### [RECORDED DATA]
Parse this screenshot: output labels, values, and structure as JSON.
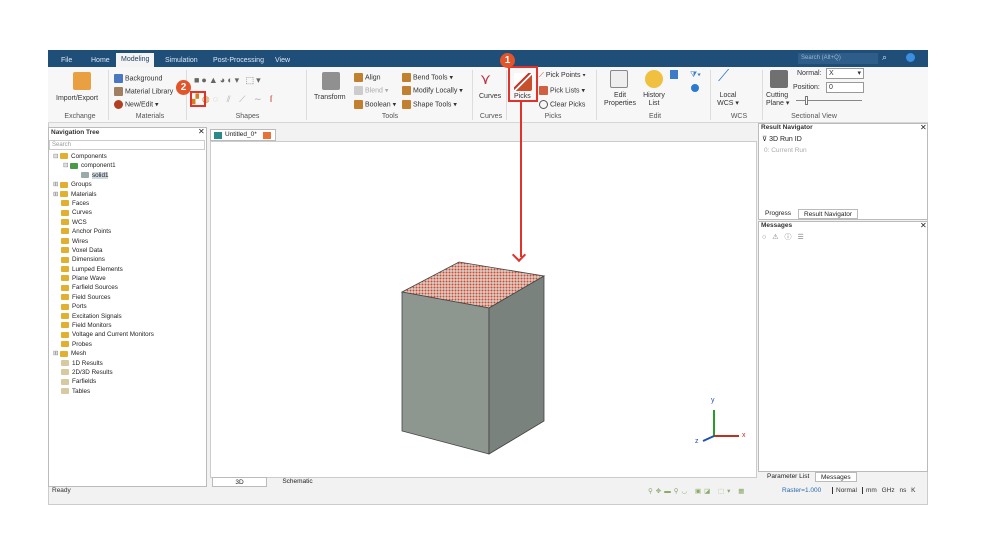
{
  "menu_tabs": [
    "File",
    "Home",
    "Modeling",
    "Simulation",
    "Post-Processing",
    "View"
  ],
  "active_tab": "Modeling",
  "search_placeholder": "Search (Alt+Q)",
  "ribbon": {
    "exchange": {
      "import_export": "Import/Export",
      "group": "Exchange"
    },
    "materials": {
      "background": "Background",
      "library": "Material Library",
      "new_edit": "New/Edit",
      "group": "Materials"
    },
    "shapes": {
      "group": "Shapes"
    },
    "tools": {
      "transform": "Transform",
      "align": "Align",
      "blend": "Blend",
      "boolean": "Boolean",
      "bend_tools": "Bend Tools",
      "modify_locally": "Modify Locally",
      "shape_tools": "Shape Tools",
      "group": "Tools"
    },
    "curves": {
      "curves": "Curves",
      "group": "Curves"
    },
    "picks": {
      "picks": "Picks",
      "pick_points": "Pick Points",
      "pick_lists": "Pick Lists",
      "clear_picks": "Clear Picks",
      "group": "Picks"
    },
    "edit": {
      "edit_properties_1": "Edit",
      "edit_properties_2": "Properties",
      "history_1": "History",
      "history_2": "List",
      "group": "Edit"
    },
    "wcs": {
      "local_1": "Local",
      "local_2": "WCS",
      "group": "WCS"
    },
    "sectional": {
      "cutting_1": "Cutting",
      "cutting_2": "Plane",
      "normal_label": "Normal:",
      "normal_value": "X",
      "position_label": "Position:",
      "position_value": "0",
      "group": "Sectional View"
    }
  },
  "nav_tree": {
    "title": "Navigation Tree",
    "search_placeholder": "Search",
    "items": [
      "Components",
      "component1",
      "solid1",
      "Groups",
      "Materials",
      "Faces",
      "Curves",
      "WCS",
      "Anchor Points",
      "Wires",
      "Voxel Data",
      "Dimensions",
      "Lumped Elements",
      "Plane Wave",
      "Farfield Sources",
      "Field Sources",
      "Ports",
      "Excitation Signals",
      "Field Monitors",
      "Voltage and Current Monitors",
      "Probes",
      "Mesh",
      "1D Results",
      "2D/3D Results",
      "Farfields",
      "Tables"
    ]
  },
  "doc_tab": "Untitled_0*",
  "view_tabs": [
    "3D",
    "Schematic"
  ],
  "axes": {
    "x": "x",
    "y": "y",
    "z": "z"
  },
  "result_nav": {
    "title": "Result Navigator",
    "run_id": "3D Run ID",
    "current_run": "0: Current Run",
    "tabs": [
      "Progress",
      "Result Navigator"
    ]
  },
  "messages": {
    "title": "Messages",
    "tabs": [
      "Parameter List",
      "Messages"
    ]
  },
  "status": {
    "ready": "Ready",
    "raster": "Raster=1.000",
    "mode": "Normal",
    "units": [
      "mm",
      "GHz",
      "ns",
      "K"
    ]
  },
  "annotations": [
    "1",
    "2"
  ],
  "colors": {
    "accent": "#1f4e79",
    "annotation": "#e0332b"
  }
}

### [TO BE DONE]
Where does the word "Points" appear? Return each line that holds it.

### [IN RESPONSE]
      "pick_points": "Pick Points",
      "Anchor Points",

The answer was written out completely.